---- MATERIALS PROVIDED

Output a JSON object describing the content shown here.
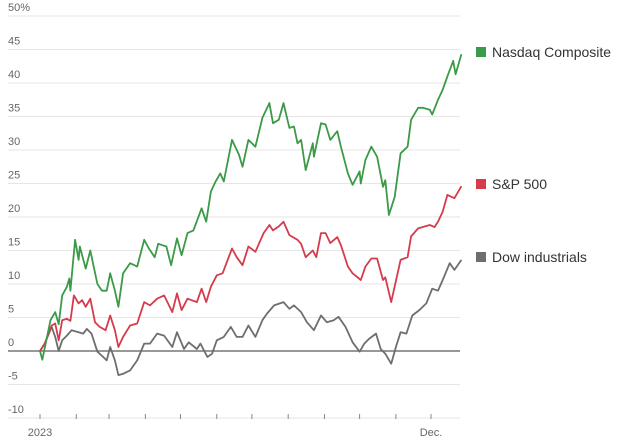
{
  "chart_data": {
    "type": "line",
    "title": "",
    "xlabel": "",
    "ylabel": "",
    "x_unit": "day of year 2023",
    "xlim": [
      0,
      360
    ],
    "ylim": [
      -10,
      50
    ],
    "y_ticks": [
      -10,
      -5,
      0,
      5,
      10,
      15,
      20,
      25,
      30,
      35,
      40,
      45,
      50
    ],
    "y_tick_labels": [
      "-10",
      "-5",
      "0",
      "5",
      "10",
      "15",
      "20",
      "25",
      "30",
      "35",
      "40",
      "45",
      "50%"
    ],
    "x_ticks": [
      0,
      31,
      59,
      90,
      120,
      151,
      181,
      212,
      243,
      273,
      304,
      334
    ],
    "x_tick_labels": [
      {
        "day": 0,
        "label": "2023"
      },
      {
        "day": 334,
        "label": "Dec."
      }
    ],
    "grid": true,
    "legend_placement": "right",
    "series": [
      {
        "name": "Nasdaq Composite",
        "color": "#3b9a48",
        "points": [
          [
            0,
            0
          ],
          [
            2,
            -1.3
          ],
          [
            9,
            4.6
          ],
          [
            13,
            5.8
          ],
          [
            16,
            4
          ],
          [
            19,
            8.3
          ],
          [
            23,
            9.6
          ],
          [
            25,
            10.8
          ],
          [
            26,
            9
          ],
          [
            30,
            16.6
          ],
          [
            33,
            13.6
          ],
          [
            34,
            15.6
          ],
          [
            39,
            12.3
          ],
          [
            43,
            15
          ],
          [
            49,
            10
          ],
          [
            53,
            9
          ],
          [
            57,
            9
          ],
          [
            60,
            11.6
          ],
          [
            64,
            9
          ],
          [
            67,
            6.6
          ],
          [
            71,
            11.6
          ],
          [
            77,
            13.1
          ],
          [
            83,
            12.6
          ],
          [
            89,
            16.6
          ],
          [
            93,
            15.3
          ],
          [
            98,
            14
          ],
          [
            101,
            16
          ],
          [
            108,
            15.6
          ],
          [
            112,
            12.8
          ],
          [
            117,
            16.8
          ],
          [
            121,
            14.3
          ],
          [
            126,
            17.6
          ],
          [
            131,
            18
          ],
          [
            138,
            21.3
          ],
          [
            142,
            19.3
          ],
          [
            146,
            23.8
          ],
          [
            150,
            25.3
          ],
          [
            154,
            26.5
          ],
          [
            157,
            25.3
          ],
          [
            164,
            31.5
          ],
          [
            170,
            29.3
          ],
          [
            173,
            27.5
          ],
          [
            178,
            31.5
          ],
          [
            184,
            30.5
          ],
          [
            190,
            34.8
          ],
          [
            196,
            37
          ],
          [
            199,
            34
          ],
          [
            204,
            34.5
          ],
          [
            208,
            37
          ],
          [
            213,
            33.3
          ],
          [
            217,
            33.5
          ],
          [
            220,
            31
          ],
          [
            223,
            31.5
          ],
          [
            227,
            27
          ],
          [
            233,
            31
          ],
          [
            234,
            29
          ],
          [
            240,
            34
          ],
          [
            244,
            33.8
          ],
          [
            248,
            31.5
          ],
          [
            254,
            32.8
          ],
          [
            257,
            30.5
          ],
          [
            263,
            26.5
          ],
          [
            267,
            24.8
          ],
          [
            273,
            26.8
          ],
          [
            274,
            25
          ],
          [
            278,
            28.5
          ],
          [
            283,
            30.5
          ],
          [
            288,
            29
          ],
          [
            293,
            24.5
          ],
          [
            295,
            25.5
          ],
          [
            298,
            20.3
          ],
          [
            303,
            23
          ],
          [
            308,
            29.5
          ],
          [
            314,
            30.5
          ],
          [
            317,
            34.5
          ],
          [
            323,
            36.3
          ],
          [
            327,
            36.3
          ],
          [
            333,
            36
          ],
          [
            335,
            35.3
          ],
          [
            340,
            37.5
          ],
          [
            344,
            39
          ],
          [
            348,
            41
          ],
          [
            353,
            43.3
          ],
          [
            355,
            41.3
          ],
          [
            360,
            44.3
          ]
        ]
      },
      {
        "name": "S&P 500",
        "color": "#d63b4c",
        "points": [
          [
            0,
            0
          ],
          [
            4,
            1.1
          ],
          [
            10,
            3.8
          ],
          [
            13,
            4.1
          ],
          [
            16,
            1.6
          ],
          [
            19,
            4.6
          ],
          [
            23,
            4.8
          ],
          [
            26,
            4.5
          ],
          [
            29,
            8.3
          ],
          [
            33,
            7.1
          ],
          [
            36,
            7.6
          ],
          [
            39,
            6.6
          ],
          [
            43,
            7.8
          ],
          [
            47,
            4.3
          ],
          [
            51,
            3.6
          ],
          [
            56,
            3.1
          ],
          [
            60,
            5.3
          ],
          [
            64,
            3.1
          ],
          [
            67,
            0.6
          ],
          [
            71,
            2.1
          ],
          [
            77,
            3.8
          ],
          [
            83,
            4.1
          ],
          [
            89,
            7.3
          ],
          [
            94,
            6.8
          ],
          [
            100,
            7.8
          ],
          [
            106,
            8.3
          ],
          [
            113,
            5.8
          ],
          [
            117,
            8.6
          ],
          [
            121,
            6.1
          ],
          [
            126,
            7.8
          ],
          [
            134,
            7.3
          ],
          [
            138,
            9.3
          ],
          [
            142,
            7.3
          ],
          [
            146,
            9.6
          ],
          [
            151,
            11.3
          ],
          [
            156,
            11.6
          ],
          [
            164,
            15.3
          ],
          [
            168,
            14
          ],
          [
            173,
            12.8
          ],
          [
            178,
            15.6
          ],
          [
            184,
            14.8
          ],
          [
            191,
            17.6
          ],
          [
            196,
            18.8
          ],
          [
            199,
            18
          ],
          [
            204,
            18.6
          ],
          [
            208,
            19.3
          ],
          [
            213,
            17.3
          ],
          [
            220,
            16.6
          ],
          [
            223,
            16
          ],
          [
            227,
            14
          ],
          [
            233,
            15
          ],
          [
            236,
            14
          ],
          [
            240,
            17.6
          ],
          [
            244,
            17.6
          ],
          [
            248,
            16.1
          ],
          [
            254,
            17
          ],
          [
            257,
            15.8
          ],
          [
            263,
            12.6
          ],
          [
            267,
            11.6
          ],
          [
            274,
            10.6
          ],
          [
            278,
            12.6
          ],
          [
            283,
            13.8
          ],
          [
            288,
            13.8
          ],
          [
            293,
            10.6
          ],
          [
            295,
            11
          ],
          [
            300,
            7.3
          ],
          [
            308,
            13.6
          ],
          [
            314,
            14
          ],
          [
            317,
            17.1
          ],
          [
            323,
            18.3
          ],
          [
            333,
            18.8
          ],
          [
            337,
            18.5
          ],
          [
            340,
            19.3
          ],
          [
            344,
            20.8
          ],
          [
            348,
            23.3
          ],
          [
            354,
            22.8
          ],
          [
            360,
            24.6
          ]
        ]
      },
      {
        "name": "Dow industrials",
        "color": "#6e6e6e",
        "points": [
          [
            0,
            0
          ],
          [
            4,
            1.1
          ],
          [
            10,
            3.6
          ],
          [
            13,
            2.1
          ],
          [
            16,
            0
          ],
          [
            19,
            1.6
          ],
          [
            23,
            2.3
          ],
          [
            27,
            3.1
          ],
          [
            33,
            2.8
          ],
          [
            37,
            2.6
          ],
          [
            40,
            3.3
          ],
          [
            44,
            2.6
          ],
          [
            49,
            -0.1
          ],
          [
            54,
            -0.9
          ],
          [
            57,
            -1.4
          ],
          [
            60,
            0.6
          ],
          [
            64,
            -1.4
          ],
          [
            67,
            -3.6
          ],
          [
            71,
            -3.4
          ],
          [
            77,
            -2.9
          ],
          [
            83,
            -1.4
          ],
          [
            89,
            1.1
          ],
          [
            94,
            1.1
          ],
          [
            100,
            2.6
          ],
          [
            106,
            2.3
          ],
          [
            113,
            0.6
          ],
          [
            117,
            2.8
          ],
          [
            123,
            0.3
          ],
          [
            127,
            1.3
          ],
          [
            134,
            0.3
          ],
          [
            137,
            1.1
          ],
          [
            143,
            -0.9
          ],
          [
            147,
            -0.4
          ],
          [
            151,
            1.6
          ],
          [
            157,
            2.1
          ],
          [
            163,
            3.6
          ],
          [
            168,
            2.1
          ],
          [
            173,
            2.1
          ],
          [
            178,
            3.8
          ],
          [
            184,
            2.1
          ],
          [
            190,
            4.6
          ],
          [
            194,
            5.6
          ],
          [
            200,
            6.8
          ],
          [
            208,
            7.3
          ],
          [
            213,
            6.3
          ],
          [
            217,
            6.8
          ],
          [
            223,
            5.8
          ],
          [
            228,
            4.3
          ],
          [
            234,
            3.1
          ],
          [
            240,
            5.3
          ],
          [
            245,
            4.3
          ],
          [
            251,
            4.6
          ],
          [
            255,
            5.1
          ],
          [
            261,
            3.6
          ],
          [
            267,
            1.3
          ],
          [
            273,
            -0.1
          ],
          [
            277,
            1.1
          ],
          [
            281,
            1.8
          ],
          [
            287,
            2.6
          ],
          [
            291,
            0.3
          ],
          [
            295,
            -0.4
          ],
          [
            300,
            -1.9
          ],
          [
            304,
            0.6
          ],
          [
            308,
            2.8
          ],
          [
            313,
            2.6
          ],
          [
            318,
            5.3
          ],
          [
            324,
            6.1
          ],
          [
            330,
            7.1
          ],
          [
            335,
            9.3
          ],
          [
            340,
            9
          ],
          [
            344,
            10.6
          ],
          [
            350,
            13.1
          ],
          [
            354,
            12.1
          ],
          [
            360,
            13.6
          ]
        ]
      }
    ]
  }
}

--------
---- MATERIALS PROVIDED

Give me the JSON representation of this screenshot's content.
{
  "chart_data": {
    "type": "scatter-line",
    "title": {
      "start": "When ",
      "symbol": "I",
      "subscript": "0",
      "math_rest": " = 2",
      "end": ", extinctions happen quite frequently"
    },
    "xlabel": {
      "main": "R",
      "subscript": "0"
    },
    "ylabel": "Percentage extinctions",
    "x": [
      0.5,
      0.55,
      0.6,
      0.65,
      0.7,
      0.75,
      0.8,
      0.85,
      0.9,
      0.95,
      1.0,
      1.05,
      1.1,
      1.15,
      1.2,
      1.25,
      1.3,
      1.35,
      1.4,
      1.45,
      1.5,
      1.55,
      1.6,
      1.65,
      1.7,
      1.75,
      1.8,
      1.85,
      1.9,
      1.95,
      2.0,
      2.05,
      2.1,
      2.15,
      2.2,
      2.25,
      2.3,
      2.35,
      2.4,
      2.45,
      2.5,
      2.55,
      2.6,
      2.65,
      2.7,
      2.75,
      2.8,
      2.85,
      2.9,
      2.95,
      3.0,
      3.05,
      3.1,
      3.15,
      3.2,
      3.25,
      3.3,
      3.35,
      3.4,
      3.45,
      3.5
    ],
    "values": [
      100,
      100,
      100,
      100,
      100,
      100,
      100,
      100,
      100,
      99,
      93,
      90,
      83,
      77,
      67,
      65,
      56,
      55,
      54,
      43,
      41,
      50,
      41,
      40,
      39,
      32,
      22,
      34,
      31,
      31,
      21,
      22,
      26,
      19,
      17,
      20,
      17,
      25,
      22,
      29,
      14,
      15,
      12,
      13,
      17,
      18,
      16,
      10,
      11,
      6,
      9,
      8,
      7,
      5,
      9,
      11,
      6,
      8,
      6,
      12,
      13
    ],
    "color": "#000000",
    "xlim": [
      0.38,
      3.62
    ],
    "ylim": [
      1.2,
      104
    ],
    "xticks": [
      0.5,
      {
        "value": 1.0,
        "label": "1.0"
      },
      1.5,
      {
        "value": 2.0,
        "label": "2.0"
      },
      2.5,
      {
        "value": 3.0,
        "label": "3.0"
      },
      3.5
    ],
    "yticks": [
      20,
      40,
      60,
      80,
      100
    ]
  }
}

--------

Only the number is wanted: how many lines contain the string "JSON"?

2